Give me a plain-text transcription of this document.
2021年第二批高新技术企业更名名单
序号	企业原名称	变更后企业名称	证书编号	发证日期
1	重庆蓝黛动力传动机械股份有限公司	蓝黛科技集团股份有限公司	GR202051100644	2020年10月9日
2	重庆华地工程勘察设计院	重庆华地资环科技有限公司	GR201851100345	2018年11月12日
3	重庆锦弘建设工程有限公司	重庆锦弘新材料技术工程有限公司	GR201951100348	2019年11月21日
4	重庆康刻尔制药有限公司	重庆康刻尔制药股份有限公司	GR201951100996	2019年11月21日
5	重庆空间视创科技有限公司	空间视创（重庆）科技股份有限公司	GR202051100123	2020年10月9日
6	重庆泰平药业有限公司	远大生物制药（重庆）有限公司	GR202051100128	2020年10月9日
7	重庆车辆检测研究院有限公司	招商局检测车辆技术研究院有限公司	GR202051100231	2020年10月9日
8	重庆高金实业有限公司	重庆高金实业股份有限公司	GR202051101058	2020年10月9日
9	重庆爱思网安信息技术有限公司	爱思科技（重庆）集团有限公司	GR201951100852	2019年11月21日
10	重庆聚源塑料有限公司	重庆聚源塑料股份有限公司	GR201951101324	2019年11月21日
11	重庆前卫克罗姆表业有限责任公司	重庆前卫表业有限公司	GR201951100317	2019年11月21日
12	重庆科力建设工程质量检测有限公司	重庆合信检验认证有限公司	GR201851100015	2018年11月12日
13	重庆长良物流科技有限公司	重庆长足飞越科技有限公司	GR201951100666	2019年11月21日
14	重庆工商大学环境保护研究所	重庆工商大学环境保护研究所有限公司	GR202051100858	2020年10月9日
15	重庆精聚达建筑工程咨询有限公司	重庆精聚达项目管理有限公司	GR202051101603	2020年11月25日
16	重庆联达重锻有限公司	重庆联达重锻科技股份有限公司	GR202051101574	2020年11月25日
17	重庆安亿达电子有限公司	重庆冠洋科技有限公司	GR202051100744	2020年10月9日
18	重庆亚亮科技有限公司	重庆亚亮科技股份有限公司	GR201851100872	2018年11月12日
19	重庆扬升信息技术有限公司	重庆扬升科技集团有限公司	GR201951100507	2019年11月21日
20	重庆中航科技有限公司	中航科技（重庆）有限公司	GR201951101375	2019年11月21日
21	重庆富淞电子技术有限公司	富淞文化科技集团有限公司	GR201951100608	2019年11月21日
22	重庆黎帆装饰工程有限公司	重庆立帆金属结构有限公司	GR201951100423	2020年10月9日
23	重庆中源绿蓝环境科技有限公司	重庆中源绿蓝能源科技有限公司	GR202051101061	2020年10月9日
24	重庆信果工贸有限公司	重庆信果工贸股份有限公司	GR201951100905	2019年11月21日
- - - -
Task description:
Copy out the data shown above without altering anything.

Result for this task:
Give me a plain-text transcription of this document.
2021年第二批高新技术企业更名名单
序号	企业原名称	变更后企业名称	证书编号	发证日期
1	重庆蓝黛动力传动机械股份有限公司	蓝黛科技集团股份有限公司	GR202051100644	2020年10月9日
2	重庆华地工程勘察设计院	重庆华地资环科技有限公司	GR201851100345	2018年11月12日
3	重庆锦弘建设工程有限公司	重庆锦弘新材料技术工程有限公司	GR201951100348	2019年11月21日
4	重庆康刻尔制药有限公司	重庆康刻尔制药股份有限公司	GR201951100996	2019年11月21日
5	重庆空间视创科技有限公司	空间视创（重庆）科技股份有限公司	GR202051100123	2020年10月9日
6	重庆泰平药业有限公司	远大生物制药（重庆）有限公司	GR202051100128	2020年10月9日
7	重庆车辆检测研究院有限公司	招商局检测车辆技术研究院有限公司	GR202051100231	2020年10月9日
8	重庆高金实业有限公司	重庆高金实业股份有限公司	GR202051101058	2020年10月9日
9	重庆爱思网安信息技术有限公司	爱思科技（重庆）集团有限公司	GR201951100852	2019年11月21日
10	重庆聚源塑料有限公司	重庆聚源塑料股份有限公司	GR201951101324	2019年11月21日
11	重庆前卫克罗姆表业有限责任公司	重庆前卫表业有限公司	GR201951100317	2019年11月21日
12	重庆科力建设工程质量检测有限公司	重庆合信检验认证有限公司	GR201851100015	2018年11月12日
13	重庆长良物流科技有限公司	重庆长足飞越科技有限公司	GR201951100666	2019年11月21日
14	重庆工商大学环境保护研究所	重庆工商大学环境保护研究所有限公司	GR202051100858	2020年10月9日
15	重庆精聚达建筑工程咨询有限公司	重庆精聚达项目管理有限公司	GR202051101603	2020年11月25日
16	重庆联达重锻有限公司	重庆联达重锻科技股份有限公司	GR202051101574	2020年11月25日
17	重庆安亿达电子有限公司	重庆冠洋科技有限公司	GR202051100744	2020年10月9日
18	重庆亚亮科技有限公司	重庆亚亮科技股份有限公司	GR201851100872	2018年11月12日
19	重庆扬升信息技术有限公司	重庆扬升科技集团有限公司	GR201951100507	2019年11月21日
20	重庆中航科技有限公司	中航科技（重庆）有限公司	GR201951101375	2019年11月21日
21	重庆富淞电子技术有限公司	富淞文化科技集团有限公司	GR201951100608	2019年11月21日
22	重庆黎帆装饰工程有限公司	重庆立帆金属结构有限公司	GR201951100423	2020年10月9日
23	重庆中源绿蓝环境科技有限公司	重庆中源绿蓝能源科技有限公司	GR202051101061	2020年10月9日
24	重庆信果工贸有限公司	重庆信果工贸股份有限公司	GR201951100905	2019年11月21日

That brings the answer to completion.